* [What to produce]:
Reproduce the data that follows precisely.

* [Given data]:
____________________

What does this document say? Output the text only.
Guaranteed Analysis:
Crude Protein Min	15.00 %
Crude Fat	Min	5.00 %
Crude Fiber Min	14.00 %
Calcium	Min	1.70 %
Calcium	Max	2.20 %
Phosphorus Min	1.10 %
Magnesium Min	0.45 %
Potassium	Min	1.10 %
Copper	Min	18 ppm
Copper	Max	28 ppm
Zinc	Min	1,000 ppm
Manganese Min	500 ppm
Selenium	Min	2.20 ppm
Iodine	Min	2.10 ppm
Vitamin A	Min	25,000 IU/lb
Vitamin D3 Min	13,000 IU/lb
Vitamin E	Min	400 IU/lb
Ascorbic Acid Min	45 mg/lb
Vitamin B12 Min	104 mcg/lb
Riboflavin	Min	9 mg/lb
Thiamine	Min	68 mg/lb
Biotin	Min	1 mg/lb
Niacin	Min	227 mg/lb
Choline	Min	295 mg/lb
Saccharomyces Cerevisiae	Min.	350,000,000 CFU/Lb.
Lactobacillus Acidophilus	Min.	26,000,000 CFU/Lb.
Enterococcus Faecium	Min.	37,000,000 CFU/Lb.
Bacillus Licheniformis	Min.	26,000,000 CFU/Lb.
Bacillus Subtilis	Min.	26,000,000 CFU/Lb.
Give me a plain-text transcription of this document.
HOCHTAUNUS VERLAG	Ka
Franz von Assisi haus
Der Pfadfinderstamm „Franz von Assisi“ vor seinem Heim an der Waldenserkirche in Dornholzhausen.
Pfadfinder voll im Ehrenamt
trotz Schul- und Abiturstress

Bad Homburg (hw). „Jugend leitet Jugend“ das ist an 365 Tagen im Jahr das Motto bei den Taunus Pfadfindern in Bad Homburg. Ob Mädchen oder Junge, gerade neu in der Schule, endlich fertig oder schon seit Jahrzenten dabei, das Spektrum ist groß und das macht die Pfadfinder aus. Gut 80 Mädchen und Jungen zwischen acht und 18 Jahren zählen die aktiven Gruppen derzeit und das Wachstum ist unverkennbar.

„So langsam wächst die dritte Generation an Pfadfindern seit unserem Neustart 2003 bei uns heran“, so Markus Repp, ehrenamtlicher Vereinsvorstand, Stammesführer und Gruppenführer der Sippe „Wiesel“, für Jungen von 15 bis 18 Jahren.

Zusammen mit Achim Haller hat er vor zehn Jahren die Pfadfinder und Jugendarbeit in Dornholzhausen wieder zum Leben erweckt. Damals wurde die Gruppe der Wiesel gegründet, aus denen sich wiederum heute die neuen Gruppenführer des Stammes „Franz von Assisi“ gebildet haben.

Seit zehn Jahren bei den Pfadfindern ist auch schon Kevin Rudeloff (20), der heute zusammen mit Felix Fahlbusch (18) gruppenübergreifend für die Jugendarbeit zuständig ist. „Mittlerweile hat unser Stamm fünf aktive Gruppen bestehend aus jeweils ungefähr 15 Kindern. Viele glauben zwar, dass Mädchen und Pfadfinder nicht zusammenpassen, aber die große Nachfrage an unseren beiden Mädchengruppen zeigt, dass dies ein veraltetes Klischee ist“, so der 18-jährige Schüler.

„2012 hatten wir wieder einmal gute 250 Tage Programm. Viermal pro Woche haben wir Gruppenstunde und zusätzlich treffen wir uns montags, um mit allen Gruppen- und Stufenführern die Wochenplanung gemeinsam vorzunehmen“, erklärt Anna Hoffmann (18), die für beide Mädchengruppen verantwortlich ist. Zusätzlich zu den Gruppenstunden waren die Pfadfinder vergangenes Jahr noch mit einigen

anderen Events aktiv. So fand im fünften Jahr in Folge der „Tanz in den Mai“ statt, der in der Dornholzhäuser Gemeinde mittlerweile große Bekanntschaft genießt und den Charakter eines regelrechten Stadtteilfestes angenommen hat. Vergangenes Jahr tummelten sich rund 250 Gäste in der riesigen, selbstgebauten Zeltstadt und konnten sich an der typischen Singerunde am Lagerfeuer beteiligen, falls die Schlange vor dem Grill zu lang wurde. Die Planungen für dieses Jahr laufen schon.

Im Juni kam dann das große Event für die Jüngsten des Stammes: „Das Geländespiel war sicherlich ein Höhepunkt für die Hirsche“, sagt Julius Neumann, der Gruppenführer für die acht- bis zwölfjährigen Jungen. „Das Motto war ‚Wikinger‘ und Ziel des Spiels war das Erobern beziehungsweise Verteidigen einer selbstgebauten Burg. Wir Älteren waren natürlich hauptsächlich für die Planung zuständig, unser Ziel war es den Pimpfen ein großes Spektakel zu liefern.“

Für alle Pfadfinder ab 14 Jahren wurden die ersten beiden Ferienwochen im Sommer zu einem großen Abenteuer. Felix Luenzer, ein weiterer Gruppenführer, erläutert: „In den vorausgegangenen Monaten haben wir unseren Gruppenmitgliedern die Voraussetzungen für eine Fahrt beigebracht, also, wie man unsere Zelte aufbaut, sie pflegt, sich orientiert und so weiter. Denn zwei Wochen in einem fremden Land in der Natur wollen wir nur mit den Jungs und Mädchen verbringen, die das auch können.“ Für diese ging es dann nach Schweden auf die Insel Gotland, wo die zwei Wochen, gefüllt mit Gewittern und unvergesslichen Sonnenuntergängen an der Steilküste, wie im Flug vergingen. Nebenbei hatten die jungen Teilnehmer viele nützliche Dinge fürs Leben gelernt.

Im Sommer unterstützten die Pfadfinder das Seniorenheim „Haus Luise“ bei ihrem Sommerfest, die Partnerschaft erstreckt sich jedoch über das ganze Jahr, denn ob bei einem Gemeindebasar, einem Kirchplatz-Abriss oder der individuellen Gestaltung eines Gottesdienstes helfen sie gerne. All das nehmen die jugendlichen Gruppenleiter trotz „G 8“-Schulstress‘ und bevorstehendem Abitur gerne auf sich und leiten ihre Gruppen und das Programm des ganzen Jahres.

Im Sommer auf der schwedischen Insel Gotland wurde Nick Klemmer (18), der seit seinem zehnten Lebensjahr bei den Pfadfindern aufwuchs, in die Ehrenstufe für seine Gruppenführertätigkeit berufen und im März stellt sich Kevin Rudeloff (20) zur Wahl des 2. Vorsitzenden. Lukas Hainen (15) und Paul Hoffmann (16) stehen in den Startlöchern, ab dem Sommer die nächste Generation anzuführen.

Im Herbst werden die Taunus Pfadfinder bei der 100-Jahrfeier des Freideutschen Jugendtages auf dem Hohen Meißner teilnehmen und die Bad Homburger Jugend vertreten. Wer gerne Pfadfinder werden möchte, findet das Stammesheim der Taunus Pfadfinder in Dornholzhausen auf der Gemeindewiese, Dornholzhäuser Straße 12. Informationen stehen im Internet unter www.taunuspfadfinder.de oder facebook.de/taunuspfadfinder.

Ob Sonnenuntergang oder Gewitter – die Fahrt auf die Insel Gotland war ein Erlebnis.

____________________

* [Answer to this exercise]:
What does this document say? Output the text only.
Guaranteed Analysis:
Crude Protein Min	15.00 %
Crude Fat	Min	5.00 %
Crude Fiber Min	14.00 %
Calcium	Min	1.70 %
Calcium	Max	2.20 %
Phosphorus Min	1.10 %
Magnesium Min	0.45 %
Potassium	Min	1.10 %
Copper	Min	18 ppm
Copper	Max	28 ppm
Zinc	Min	1,000 ppm
Manganese Min	500 ppm
Selenium	Min	2.20 ppm
Iodine	Min	2.10 ppm
Vitamin A	Min	25,000 IU/lb
Vitamin D3 Min	13,000 IU/lb
Vitamin E	Min	400 IU/lb
Ascorbic Acid Min	45 mg/lb
Vitamin B12 Min	104 mcg/lb
Riboflavin	Min	9 mg/lb
Thiamine	Min	68 mg/lb
Biotin	Min	1 mg/lb
Niacin	Min	227 mg/lb
Choline	Min	295 mg/lb
Saccharomyces Cerevisiae	Min.	350,000,000 CFU/Lb.
Lactobacillus Acidophilus	Min.	26,000,000 CFU/Lb.
Enterococcus Faecium	Min.	37,000,000 CFU/Lb.
Bacillus Licheniformis	Min.	26,000,000 CFU/Lb.
Bacillus Subtilis	Min.	26,000,000 CFU/Lb.
Give me a plain-text transcription of this document.
HOCHTAUNUS VERLAG	Ka
Franz von Assisi haus
Der Pfadfinderstamm „Franz von Assisi“ vor seinem Heim an der Waldenserkirche in Dornholzhausen.
Pfadfinder voll im Ehrenamt
trotz Schul- und Abiturstress

Bad Homburg (hw). „Jugend leitet Jugend“ das ist an 365 Tagen im Jahr das Motto bei den Taunus Pfadfindern in Bad Homburg. Ob Mädchen oder Junge, gerade neu in der Schule, endlich fertig oder schon seit Jahrzenten dabei, das Spektrum ist groß und das macht die Pfadfinder aus. Gut 80 Mädchen und Jungen zwischen acht und 18 Jahren zählen die aktiven Gruppen derzeit und das Wachstum ist unverkennbar.

„So langsam wächst die dritte Generation an Pfadfindern seit unserem Neustart 2003 bei uns heran“, so Markus Repp, ehrenamtlicher Vereinsvorstand, Stammesführer und Gruppenführer der Sippe „Wiesel“, für Jungen von 15 bis 18 Jahren.

Zusammen mit Achim Haller hat er vor zehn Jahren die Pfadfinder und Jugendarbeit in Dornholzhausen wieder zum Leben erweckt. Damals wurde die Gruppe der Wiesel gegründet, aus denen sich wiederum heute die neuen Gruppenführer des Stammes „Franz von Assisi“ gebildet haben.

Seit zehn Jahren bei den Pfadfindern ist auch schon Kevin Rudeloff (20), der heute zusammen mit Felix Fahlbusch (18) gruppenübergreifend für die Jugendarbeit zuständig ist. „Mittlerweile hat unser Stamm fünf aktive Gruppen bestehend aus jeweils ungefähr 15 Kindern. Viele glauben zwar, dass Mädchen und Pfadfinder nicht zusammenpassen, aber die große Nachfrage an unseren beiden Mädchengruppen zeigt, dass dies ein veraltetes Klischee ist“, so der 18-jährige Schüler.

„2012 hatten wir wieder einmal gute 250 Tage Programm. Viermal pro Woche haben wir Gruppenstunde und zusätzlich treffen wir uns montags, um mit allen Gruppen- und Stufenführern die Wochenplanung gemeinsam vorzunehmen“, erklärt Anna Hoffmann (18), die für beide Mädchengruppen verantwortlich ist. Zusätzlich zu den Gruppenstunden waren die Pfadfinder vergangenes Jahr noch mit einigen

anderen Events aktiv. So fand im fünften Jahr in Folge der „Tanz in den Mai“ statt, der in der Dornholzhäuser Gemeinde mittlerweile große Bekanntschaft genießt und den Charakter eines regelrechten Stadtteilfestes angenommen hat. Vergangenes Jahr tummelten sich rund 250 Gäste in der riesigen, selbstgebauten Zeltstadt und konnten sich an der typischen Singerunde am Lagerfeuer beteiligen, falls die Schlange vor dem Grill zu lang wurde. Die Planungen für dieses Jahr laufen schon.

Im Juni kam dann das große Event für die Jüngsten des Stammes: „Das Geländespiel war sicherlich ein Höhepunkt für die Hirsche“, sagt Julius Neumann, der Gruppenführer für die acht- bis zwölfjährigen Jungen. „Das Motto war ‚Wikinger‘ und Ziel des Spiels war das Erobern beziehungsweise Verteidigen einer selbstgebauten Burg. Wir Älteren waren natürlich hauptsächlich für die Planung zuständig, unser Ziel war es den Pimpfen ein großes Spektakel zu liefern.“

Für alle Pfadfinder ab 14 Jahren wurden die ersten beiden Ferienwochen im Sommer zu einem großen Abenteuer. Felix Luenzer, ein weiterer Gruppenführer, erläutert: „In den vorausgegangenen Monaten haben wir unseren Gruppenmitgliedern die Voraussetzungen für eine Fahrt beigebracht, also, wie man unsere Zelte aufbaut, sie pflegt, sich orientiert und so weiter. Denn zwei Wochen in einem fremden Land in der Natur wollen wir nur mit den Jungs und Mädchen verbringen, die das auch können.“ Für diese ging es dann nach Schweden auf die Insel Gotland, wo die zwei Wochen, gefüllt mit Gewittern und unvergesslichen Sonnenuntergängen an der Steilküste, wie im Flug vergingen. Nebenbei hatten die jungen Teilnehmer viele nützliche Dinge fürs Leben gelernt.

Im Sommer unterstützten die Pfadfinder das Seniorenheim „Haus Luise“ bei ihrem Sommerfest, die Partnerschaft erstreckt sich jedoch über das ganze Jahr, denn ob bei einem Gemeindebasar, einem Kirchplatz-Abriss oder der individuellen Gestaltung eines Gottesdienstes helfen sie gerne. All das nehmen die jugendlichen Gruppenleiter trotz „G 8“-Schulstress‘ und bevorstehendem Abitur gerne auf sich und leiten ihre Gruppen und das Programm des ganzen Jahres.

Im Sommer auf der schwedischen Insel Gotland wurde Nick Klemmer (18), der seit seinem zehnten Lebensjahr bei den Pfadfindern aufwuchs, in die Ehrenstufe für seine Gruppenführertätigkeit berufen und im März stellt sich Kevin Rudeloff (20) zur Wahl des 2. Vorsitzenden. Lukas Hainen (15) und Paul Hoffmann (16) stehen in den Startlöchern, ab dem Sommer die nächste Generation anzuführen.

Im Herbst werden die Taunus Pfadfinder bei der 100-Jahrfeier des Freideutschen Jugendtages auf dem Hohen Meißner teilnehmen und die Bad Homburger Jugend vertreten. Wer gerne Pfadfinder werden möchte, findet das Stammesheim der Taunus Pfadfinder in Dornholzhausen auf der Gemeindewiese, Dornholzhäuser Straße 12. Informationen stehen im Internet unter www.taunuspfadfinder.de oder facebook.de/taunuspfadfinder.

Ob Sonnenuntergang oder Gewitter – die Fahrt auf die Insel Gotland war ein Erlebnis.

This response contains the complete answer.